# DIRECTION
From the listing below, extract every line in which the word "text" appears.

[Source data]
---

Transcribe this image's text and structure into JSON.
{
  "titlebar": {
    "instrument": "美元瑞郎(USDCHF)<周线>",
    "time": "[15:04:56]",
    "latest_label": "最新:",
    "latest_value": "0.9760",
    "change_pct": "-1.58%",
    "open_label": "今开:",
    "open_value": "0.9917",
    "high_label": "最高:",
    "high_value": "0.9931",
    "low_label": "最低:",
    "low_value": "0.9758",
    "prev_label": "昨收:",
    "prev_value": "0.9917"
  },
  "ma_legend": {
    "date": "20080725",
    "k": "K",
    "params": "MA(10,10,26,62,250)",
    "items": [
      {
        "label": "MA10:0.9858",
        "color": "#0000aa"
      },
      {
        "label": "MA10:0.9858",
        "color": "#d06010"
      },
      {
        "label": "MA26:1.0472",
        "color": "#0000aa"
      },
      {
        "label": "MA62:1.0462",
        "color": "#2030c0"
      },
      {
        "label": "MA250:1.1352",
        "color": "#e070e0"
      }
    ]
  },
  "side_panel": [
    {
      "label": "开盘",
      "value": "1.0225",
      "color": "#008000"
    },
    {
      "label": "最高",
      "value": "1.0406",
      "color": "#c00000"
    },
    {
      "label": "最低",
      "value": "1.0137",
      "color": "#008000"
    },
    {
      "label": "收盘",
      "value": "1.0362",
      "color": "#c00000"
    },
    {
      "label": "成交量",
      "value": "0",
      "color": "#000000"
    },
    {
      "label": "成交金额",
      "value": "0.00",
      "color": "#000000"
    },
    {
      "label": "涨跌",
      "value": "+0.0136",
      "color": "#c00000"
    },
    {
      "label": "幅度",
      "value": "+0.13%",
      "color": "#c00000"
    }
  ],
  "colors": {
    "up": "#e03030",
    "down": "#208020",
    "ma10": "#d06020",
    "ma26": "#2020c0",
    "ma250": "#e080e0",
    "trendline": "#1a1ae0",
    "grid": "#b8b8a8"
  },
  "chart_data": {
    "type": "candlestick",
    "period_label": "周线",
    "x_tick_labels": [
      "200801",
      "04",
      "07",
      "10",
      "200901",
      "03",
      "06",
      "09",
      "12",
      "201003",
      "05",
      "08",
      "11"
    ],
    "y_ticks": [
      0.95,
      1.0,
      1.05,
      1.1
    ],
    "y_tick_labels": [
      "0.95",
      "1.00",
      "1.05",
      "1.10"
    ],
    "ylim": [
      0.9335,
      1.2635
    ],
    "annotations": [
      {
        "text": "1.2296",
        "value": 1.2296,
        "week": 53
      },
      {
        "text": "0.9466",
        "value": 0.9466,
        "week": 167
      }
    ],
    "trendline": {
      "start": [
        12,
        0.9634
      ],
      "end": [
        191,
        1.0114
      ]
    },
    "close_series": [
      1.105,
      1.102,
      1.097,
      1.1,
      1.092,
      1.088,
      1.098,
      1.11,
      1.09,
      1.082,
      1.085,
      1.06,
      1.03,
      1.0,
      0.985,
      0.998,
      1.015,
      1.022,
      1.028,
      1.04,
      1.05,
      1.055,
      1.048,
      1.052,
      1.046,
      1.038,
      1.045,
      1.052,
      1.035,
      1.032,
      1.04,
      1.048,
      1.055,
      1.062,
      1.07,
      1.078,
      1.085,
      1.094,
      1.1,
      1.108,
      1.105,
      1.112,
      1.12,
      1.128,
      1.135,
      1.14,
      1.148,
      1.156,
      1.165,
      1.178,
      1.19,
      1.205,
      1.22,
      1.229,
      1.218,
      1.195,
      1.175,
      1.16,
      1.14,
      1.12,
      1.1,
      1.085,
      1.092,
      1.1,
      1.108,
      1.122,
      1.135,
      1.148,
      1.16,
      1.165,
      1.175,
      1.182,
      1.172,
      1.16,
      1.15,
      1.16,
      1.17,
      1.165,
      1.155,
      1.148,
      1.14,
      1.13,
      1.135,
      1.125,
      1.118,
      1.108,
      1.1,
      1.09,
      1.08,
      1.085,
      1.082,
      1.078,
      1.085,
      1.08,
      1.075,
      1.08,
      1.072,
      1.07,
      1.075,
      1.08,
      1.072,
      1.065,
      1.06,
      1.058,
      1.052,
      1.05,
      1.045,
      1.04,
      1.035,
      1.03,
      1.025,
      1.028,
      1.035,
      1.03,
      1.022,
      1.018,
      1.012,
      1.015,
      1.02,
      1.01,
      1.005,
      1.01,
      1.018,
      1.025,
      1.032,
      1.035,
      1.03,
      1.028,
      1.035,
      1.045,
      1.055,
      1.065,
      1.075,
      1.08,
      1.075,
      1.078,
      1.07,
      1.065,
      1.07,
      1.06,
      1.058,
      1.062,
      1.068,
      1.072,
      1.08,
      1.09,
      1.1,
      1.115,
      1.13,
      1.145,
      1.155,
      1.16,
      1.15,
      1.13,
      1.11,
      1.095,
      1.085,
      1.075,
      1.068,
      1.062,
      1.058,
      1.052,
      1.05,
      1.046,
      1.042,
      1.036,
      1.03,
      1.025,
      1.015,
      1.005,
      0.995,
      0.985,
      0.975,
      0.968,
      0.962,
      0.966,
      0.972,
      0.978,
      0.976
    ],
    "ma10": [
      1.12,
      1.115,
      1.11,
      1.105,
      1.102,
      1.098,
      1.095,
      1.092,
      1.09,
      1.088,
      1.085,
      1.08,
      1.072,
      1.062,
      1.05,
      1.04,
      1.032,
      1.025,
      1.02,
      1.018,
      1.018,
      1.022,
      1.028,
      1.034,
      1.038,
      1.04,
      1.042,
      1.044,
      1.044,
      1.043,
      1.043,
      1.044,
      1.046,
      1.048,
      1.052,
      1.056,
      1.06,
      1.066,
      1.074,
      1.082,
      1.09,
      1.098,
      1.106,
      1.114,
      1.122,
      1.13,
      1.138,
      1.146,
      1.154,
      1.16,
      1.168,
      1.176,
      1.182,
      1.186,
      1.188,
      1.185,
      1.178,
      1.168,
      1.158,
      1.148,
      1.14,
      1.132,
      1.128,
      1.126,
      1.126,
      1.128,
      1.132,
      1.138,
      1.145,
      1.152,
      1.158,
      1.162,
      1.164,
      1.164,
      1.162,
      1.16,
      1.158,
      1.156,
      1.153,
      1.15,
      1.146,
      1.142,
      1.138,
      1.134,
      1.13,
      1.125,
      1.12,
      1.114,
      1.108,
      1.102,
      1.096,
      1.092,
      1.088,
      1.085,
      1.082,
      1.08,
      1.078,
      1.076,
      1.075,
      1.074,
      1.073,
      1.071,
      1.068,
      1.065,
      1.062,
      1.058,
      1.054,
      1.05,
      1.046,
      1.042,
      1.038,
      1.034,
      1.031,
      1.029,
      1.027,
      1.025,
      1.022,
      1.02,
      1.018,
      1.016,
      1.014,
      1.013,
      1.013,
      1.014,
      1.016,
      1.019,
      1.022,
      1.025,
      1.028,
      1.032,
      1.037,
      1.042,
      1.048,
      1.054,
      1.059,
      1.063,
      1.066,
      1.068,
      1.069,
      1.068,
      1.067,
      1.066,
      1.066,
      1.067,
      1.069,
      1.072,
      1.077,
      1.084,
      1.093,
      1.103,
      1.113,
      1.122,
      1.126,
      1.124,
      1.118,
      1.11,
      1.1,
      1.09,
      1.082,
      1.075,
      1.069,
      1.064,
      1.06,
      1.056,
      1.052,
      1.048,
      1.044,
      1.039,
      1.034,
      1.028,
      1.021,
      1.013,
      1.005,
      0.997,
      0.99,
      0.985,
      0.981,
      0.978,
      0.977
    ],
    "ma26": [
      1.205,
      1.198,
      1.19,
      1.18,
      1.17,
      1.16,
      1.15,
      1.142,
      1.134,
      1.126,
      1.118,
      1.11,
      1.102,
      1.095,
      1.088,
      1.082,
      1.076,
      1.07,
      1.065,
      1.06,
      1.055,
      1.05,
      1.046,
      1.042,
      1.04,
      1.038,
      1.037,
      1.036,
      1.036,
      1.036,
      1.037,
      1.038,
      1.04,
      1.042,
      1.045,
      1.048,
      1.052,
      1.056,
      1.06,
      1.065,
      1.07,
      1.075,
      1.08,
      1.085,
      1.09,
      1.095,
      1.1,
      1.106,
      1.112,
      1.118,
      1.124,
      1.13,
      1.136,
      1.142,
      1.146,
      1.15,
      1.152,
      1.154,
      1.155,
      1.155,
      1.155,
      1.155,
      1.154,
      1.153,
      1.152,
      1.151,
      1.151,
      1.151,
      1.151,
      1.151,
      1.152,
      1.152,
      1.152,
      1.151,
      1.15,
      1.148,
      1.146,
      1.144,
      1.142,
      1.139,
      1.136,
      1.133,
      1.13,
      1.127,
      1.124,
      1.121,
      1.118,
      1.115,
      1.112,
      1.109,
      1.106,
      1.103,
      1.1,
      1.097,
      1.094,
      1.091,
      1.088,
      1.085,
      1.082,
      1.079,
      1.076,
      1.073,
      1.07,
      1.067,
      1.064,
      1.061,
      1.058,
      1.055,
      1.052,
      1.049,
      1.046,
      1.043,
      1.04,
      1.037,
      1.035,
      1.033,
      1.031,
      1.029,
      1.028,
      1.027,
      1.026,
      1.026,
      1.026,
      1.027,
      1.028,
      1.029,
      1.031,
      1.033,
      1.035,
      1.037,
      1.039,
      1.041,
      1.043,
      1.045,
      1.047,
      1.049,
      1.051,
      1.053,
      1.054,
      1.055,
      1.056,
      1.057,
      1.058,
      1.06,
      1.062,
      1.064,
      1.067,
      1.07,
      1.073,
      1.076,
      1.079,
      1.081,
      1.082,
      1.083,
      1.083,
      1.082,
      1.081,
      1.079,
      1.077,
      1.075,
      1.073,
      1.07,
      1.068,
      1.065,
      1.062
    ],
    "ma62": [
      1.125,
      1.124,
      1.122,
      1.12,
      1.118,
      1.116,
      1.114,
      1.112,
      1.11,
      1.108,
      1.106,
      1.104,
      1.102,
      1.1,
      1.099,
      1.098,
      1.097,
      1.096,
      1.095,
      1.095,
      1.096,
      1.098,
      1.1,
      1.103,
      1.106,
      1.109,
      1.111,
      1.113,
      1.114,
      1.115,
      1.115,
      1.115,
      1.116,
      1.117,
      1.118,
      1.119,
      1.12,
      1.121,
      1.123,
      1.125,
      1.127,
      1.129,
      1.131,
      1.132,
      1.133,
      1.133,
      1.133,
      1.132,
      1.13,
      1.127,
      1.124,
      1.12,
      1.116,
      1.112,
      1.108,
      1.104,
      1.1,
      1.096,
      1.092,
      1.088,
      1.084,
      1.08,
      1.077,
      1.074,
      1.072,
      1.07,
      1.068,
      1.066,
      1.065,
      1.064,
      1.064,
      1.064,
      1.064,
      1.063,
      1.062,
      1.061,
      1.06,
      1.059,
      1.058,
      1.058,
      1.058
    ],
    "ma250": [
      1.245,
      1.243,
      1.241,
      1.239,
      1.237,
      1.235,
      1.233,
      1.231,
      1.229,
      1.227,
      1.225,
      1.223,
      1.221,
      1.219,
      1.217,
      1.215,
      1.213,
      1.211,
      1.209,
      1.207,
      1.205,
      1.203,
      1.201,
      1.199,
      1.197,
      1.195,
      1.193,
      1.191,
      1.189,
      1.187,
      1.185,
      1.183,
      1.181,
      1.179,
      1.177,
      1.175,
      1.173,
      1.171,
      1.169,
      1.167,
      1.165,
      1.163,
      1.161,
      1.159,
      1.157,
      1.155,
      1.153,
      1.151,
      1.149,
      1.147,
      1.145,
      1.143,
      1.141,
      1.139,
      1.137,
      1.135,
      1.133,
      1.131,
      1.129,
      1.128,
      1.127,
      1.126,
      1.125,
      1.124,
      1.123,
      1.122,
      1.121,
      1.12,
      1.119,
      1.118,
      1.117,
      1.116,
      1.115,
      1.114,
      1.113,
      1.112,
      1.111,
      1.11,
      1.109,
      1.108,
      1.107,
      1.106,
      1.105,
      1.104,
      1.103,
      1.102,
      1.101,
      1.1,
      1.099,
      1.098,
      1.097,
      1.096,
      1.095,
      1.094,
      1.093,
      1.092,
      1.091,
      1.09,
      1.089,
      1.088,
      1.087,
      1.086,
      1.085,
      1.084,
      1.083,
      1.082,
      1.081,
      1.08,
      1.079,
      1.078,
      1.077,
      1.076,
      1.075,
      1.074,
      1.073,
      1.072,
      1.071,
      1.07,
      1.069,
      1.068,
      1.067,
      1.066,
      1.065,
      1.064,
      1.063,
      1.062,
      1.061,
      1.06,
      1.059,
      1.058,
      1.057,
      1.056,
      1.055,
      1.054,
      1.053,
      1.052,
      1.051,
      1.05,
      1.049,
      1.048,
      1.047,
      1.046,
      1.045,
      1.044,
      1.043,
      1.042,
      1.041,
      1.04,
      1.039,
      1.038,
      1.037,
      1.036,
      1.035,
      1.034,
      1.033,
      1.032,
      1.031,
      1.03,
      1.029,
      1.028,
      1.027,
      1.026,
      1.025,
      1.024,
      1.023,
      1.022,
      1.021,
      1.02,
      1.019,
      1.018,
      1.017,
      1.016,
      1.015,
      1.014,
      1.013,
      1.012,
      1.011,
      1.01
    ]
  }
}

---

# COMPLETED EXERCISE
Transcribe this image's text and structure into JSON.
        "text": "1.2296",
        "text": "0.9466",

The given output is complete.